◆ **CONSIGNE 1**: Condensez sous forme de liste le paragraphe du texte sur l'exposition Escher qui commence par « Plus de 150 œuvres sont présentées », en gardant ses faits principaux.
◆ **CONSIGNE 2**: Reprenez le texte sur l'exposition Escher là où il s'arrête et rédigez-en la suite.

◆ **TEXTE À LIRE**:
● ● ● ● ● ● ●

Autoportrait au globe
Le Cloître de Bramante consacre jusqu'au 22 février prochain une grande rétrospective consacrée à l'artiste, graveur et graphique des Pays-Bas, qui a développé une dimension conceptuelle et visuelle unique du langage artistique. Une exposition inhabituelle, fort didactique et très courue par les romains !
Plus de 150 œuvres sont présentées à cette manifestation, dont ses chefs-d'œuvre les plus célèbres, tels que La main tenant un miroir sphérique (Fondation MC Escher) Jour et nuit (Collection Giudiceandrea), Un autre monde (Giudiceandrea Collection), Chambre des escaliers (relativité) (Collection Giudiceandrea). Maniant le jeu et la magie, la tromperie et l'illusion, Escher nous donne à observer la nature d'une manière inhabituelle, avec un point de vue différent, afin de faire ressortir la beauté et la régularité géométrique qu'elle porte en filigrane. C'est lors d'un voyage en Italie, en 1922 (il avait 24 ans) que se manifeste chez l'artiste l'attrait pour le merveilleux et l'inhabituel. C'est de l'admiration et de l'étonnement qu'il éprouve pour la beauté de la Toscane, de la région de Sienne, puis pour la Calabre et pour les pentes abruptes des montagnes, pour l'aspect quasi-anthropomorphique du Pentedattilo, que nait ce besoin de transformer les paysages, puis les lieux, les bâtiments qui caractérise fortement son oeuvre.
Castrovalva, 1929. Un paysage qui semble s'étendre à l'infini. C'est l'une des plus belles oeuvres de jeunesse de l'artiste. "Pendant presque toute une journée je suis resté à dessiner sur cet étroit sentier de montagne. Au-dessus de moi il y avait une école et j'écoutais avec plaisir les voix limpides des enfants chantant des chansons."

● ● ● ● ● ● ●

◆ **ENTRÉES FOURNIES**:
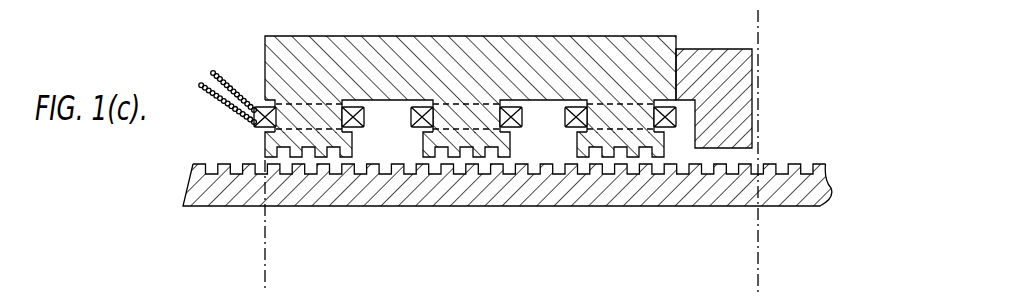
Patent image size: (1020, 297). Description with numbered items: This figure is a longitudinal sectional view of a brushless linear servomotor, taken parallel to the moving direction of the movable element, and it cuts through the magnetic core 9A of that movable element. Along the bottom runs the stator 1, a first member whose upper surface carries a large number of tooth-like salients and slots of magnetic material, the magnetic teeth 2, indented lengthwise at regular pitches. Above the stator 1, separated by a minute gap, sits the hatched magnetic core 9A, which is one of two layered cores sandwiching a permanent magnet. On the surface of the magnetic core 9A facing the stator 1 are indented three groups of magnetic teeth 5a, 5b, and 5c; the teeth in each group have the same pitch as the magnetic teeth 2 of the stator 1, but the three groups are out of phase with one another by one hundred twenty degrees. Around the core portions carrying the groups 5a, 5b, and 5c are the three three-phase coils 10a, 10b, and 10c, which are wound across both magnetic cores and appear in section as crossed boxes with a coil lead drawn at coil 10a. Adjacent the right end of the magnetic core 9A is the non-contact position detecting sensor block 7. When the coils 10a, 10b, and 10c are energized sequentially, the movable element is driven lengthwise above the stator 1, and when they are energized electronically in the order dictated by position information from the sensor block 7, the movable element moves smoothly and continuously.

The stator 1 is at (813, 199).
The magnetic teeth 2 is at (767, 163).
The magnetic teeth group 5a is at (300, 147).
The magnetic teeth group 5b is at (453, 147).
The magnetic teeth group 5c is at (583, 147).
The non-contact position detecting sensor block 7 is at (742, 71).
The magnetic core 9A is at (657, 53).
The three-phase coil 10a is at (255, 107).
The three-phase coil 10b is at (410, 118).
The three-phase coil 10c is at (567, 120).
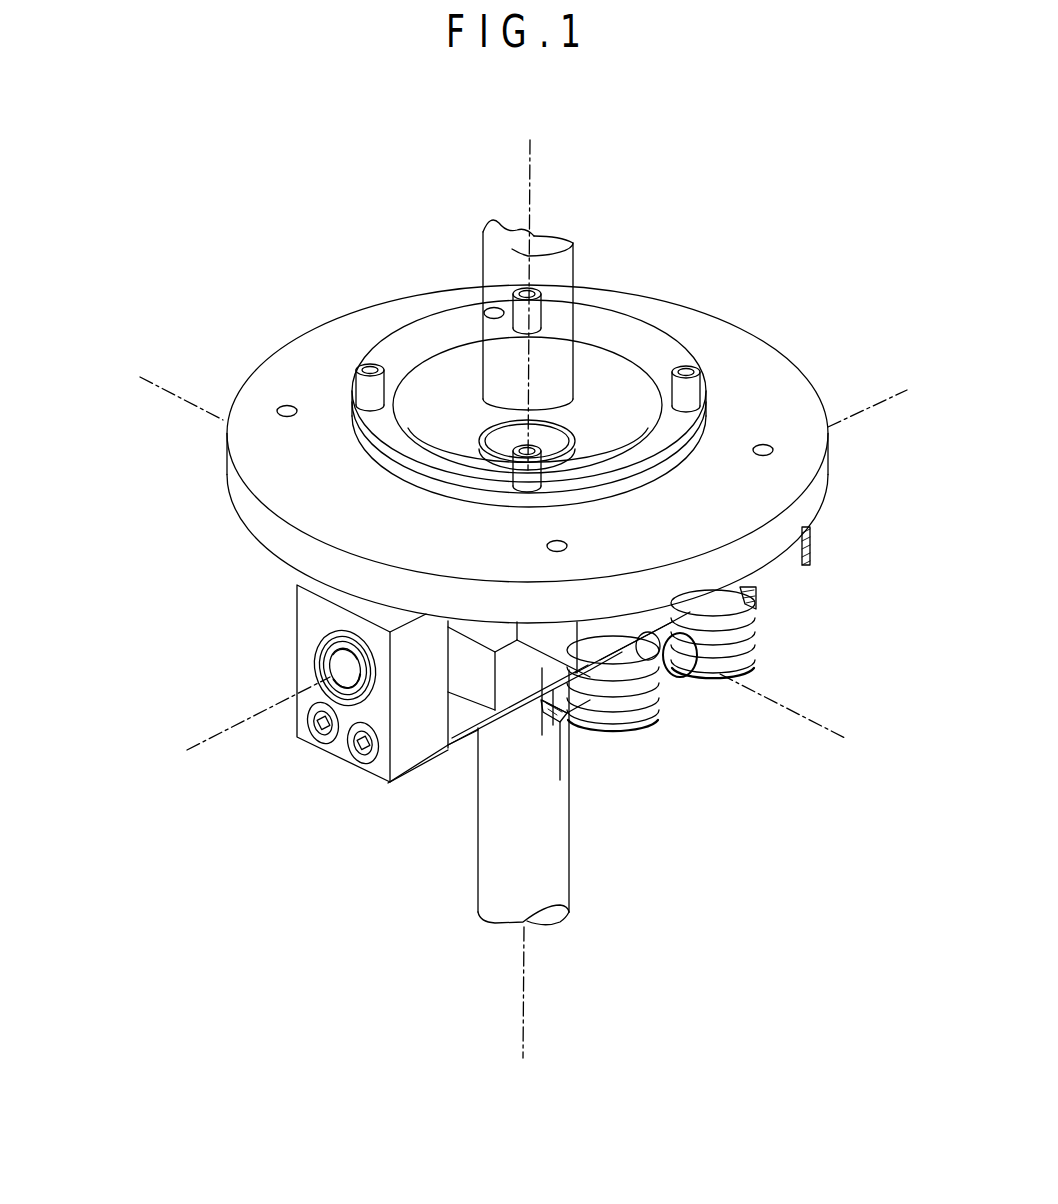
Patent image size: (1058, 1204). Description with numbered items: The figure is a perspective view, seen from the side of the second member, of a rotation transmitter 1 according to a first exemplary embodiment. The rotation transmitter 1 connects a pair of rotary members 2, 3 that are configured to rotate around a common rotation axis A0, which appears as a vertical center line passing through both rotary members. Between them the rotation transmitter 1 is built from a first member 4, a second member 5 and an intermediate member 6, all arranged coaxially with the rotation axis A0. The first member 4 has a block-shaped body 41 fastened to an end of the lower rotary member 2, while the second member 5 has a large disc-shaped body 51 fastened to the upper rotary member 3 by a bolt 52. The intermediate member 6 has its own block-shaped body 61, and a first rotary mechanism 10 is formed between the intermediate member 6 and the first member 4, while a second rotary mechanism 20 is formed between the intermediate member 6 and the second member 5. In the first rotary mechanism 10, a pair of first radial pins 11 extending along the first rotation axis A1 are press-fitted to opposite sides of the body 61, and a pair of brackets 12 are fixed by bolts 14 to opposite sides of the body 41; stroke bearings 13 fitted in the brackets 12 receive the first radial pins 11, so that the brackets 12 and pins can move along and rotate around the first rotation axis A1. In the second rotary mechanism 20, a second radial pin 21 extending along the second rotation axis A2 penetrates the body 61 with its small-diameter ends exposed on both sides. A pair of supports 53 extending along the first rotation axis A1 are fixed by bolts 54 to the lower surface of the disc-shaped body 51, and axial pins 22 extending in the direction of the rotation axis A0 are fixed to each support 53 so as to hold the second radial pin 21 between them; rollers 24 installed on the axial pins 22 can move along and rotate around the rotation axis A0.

The rotation transmitter 1 is at (268, 208).
The rotary member 2 is at (468, 897).
The rotary member 3 is at (440, 240).
The first member 4 is at (500, 748).
The second member 5 is at (512, 512).
The intermediate member 6 is at (586, 780).
The first rotary mechanism 10 is at (260, 716).
The first radial pin 11 is at (330, 668).
The bracket 12 is at (318, 690).
The stroke bearing 13 is at (316, 650).
The bolt 14 is at (356, 762).
The second rotary mechanism 20 is at (704, 723).
The second radial pin 21 is at (678, 677).
The axial pin 22 is at (726, 670).
The roller 24 is at (755, 652).
The block-shaped body 41 is at (450, 760).
The disc-shaped body 51 is at (240, 495).
The bolt 52 is at (535, 294).
The support 53 is at (808, 548).
The bolt 54 is at (763, 587).
The block-shaped body 61 is at (562, 778).
The rotation axis A0 is at (527, 192).
The first rotation axis A1 is at (903, 388).
The second rotation axis A2 is at (157, 388).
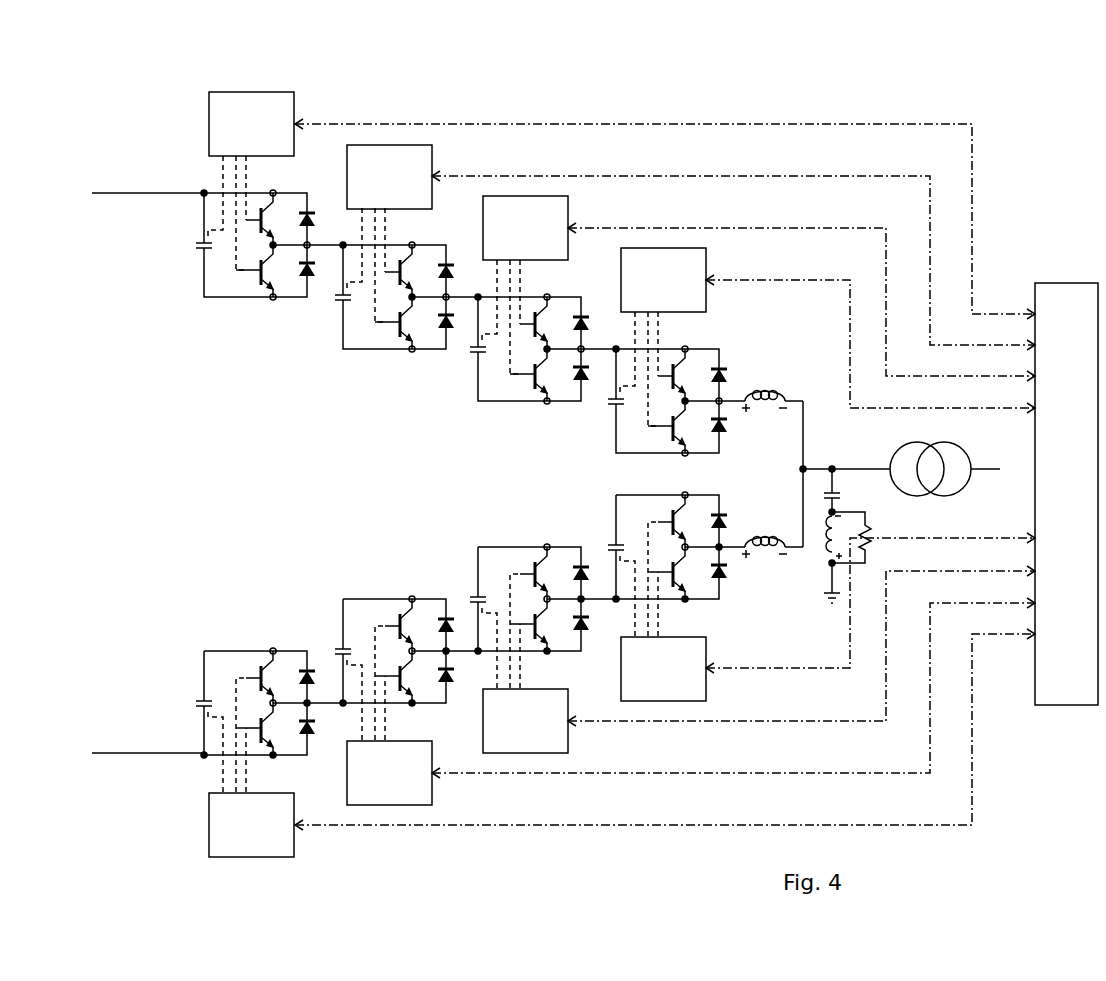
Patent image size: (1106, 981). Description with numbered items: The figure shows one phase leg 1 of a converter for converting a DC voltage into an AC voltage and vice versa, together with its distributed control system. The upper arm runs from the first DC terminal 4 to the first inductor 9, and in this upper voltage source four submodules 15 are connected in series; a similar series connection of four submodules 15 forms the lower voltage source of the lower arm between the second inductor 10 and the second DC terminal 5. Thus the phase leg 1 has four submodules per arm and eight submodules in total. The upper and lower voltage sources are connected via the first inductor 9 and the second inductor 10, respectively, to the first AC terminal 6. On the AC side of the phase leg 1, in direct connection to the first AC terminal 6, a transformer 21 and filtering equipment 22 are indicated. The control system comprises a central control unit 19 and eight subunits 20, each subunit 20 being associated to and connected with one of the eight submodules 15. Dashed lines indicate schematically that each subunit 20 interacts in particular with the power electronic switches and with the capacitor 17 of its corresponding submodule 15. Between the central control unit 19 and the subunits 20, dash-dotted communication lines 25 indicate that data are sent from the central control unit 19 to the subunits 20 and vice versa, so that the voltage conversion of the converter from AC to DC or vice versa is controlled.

The phase leg 1 is at (806, 437).
The first DC terminal 4 is at (132, 192).
The second DC terminal 5 is at (133, 754).
The first AC terminal 6 is at (800, 470).
The first inductor 9 is at (770, 392).
The second inductor 10 is at (770, 556).
The submodule 15 is at (473, 474).
The capacitor 17 is at (389, 474).
The central control unit 19 is at (1068, 283).
The subunit 20 is at (250, 92).
The transformer 21 is at (952, 452).
The filtering equipment 22 is at (886, 525).
The communication lines 25 is at (805, 126).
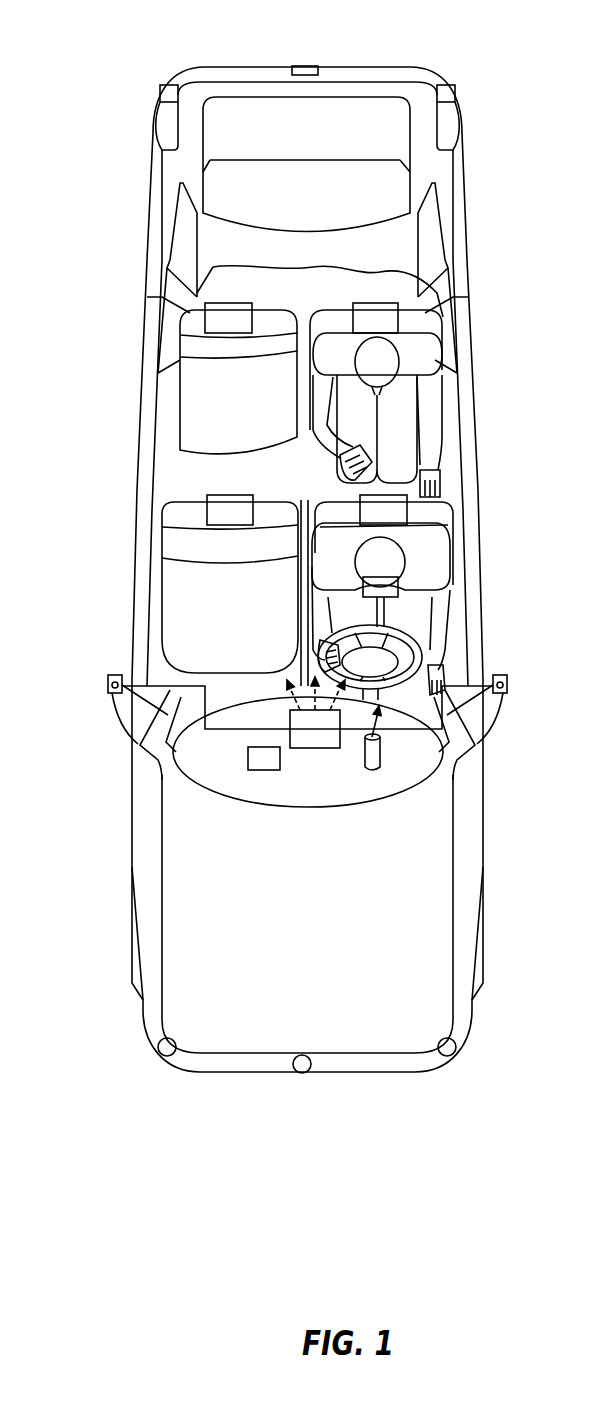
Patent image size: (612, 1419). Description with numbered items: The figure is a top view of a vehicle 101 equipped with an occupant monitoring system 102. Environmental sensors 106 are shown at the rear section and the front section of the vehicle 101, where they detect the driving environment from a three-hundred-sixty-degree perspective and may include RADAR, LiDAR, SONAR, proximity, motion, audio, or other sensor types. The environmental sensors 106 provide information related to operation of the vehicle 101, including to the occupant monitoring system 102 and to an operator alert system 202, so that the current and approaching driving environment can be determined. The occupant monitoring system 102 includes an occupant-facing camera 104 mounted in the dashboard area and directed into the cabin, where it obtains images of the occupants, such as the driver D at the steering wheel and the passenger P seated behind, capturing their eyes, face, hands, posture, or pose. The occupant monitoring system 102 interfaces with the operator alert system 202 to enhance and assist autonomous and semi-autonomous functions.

The vehicle 101 is at (114, 813).
The occupant monitoring system 102 is at (255, 765).
The occupant-facing camera 104 is at (310, 745).
The environmental sensors 106 is at (170, 85).
The operator alert system 202 is at (373, 762).
The passenger P is at (428, 344).
The driver D is at (440, 570).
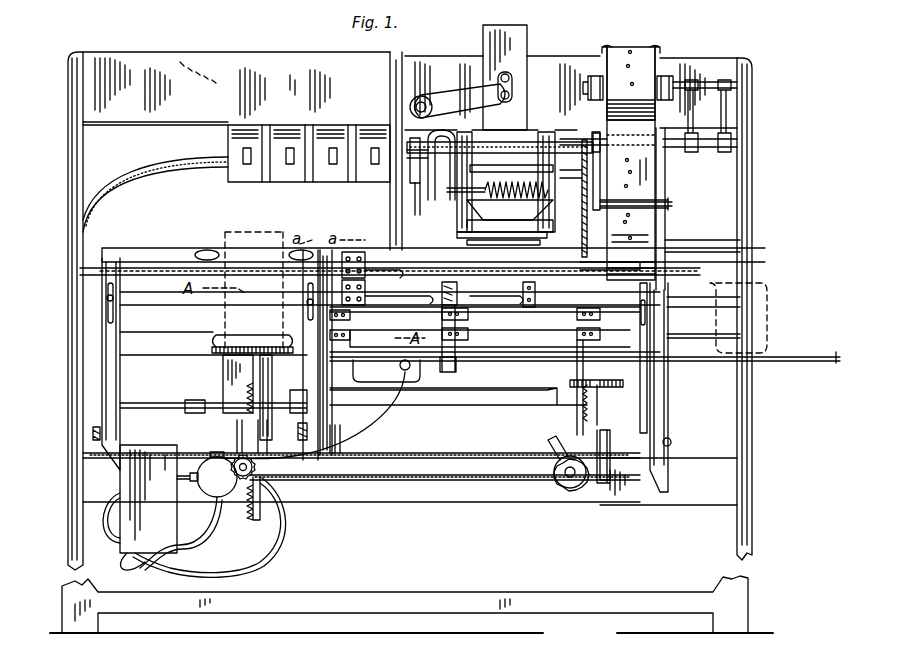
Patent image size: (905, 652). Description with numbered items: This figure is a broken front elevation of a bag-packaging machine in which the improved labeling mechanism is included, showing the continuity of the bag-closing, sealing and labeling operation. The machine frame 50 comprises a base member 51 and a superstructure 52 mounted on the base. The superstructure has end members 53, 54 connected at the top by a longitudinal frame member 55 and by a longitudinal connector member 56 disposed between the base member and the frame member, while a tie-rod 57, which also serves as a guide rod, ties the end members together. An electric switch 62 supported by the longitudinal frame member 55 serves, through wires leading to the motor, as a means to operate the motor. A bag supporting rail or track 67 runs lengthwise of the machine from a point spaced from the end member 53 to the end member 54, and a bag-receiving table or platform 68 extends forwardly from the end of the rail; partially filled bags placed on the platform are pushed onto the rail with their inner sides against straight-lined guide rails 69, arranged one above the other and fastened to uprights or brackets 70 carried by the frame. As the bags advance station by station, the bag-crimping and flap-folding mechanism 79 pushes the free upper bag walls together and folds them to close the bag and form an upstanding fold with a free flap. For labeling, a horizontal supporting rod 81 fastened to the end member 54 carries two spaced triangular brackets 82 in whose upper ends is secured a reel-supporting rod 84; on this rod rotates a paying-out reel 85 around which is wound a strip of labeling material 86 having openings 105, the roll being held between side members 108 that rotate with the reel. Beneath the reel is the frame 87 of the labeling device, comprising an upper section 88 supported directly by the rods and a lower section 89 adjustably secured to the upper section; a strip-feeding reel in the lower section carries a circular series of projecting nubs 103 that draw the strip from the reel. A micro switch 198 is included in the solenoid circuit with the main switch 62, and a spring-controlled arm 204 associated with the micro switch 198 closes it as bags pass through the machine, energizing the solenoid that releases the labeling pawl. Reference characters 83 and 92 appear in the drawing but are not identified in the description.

The frame 50 is at (278, 63).
The base member 51 is at (406, 598).
The superstructure 52 is at (155, 122).
The end member 53 is at (84, 178).
The end member 54 is at (749, 203).
The longitudinal frame member 55 is at (192, 64).
The longitudinal connector member 56 is at (172, 340).
The tie-rod 57 is at (166, 270).
The electric switch 62 is at (252, 176).
The supporting rail or track 67 is at (471, 362).
The bag-receiving table or platform 68 is at (245, 345).
The guide rails 69 is at (417, 258).
The uprights or brackets 70 is at (351, 322).
The bag-crimping and flap-folding mechanism 79 is at (497, 148).
The supporting rod 81 is at (706, 150).
The triangular brackets or frame members 82 is at (721, 114).
The upright post 83 is at (390, 182).
The reel-supporting rod 84 is at (705, 82).
The reel 85 is at (596, 96).
The strip of material 86 is at (582, 175).
The frame of labeling mechanism 87 is at (678, 206).
The upper frame section 88 is at (665, 181).
The lower frame section 89 is at (670, 245).
The side panel 92 is at (633, 186).
The projecting nubs 103 is at (625, 232).
The openings 105 is at (631, 83).
The side members 108 is at (596, 76).
The micro switch 198 is at (457, 304).
The spring arm 204 is at (518, 284).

● ● ● ● ● ● ●

◆ **RÉSULTAT 1**:
- L'exposition présente plus de 150 œuvres. Parmi elles figurent les chefs-d'œuvre les plus célèbres : La main tenant un miroir sphérique, Jour et nuit, Un autre monde et Chambre des escaliers (relativité).
- Escher manie le jeu, la magie, la tromperie et l'illusion. Il montre ainsi la nature sous un point de vue inhabituel pour en faire ressortir la beauté et la régularité géométrique.
- Son attrait pour le merveilleux et l'inhabituel se manifeste lors d'un voyage en Italie en 1922, à l'âge de 24 ans.
- Il éprouve de l'admiration pour la Toscane, la région de Sienne, la Calabre, les pentes abruptes des montagnes et le Pentedattilo. De là naît le besoin de transformer paysages, lieux et bâtiments, qui caractérise fortement son œuvre.

◆ **RÉSULTAT 2**:
"Escher se sent chez lui en Italie. Chaque printemps, il entreprend un voyage : les Abruzzes, la Campagne romaine, la Calabre, la Sicile, la Corse et Malte. Il part généralement avec d'autres artistes qu'il a connus à Rome." (1) Il retourne régulièrement en Italie les années suivantes, remplissant ses cartons de dessins de paysages vus sous des perspectives inhabituelles, ou de minuscules bêtes et plantes observées à la loupe. Son voyage en Espagne, sa visite de l'Alhambra dont les détails décoratifs complexes, basés sur des formules mathématiques et présentant des motifs répétitifs emboîtés sculptés dans la pierre des murs et des plafonds, ont aussi une profonde influence sur ses travaux.
Ces lieux méditerranéens, si différents de la monotonie de son Pays-Bas natal, très "horizontal", le fascinent par leurs espaces aux formes géométriques, terrain fertile pour les jeux de réflexion où son imagination se met, dès lors, à régner en maître. Il s'installe à Rome assez rapidement mais doit quitter la ville en 1935 quand le climat politique italien mussolinien devient insoutenable : opposé au fanatisme et à l'hypocrisie, il décide d'abandonner l'Italie quand son fils aîné, âgé de 9 ans, est contraint de porter un uniforme des Balilla à l'école. C'est trop pour lui, et il se réfugie en Suisse, où il ne se plait guère. Il n'y reste que deux ans, et en 1937 part pour Ixelles.
Les critiques - et les organisateurs de l'exposition ont pris cette option - s'accordent à répartir les travaux d'Escher en deux parties : ceux réalisés avant 1937, et ceux produits à partir de son départ de Suisse, quand il commença à donner plus librement cours à l'expression de son imagination.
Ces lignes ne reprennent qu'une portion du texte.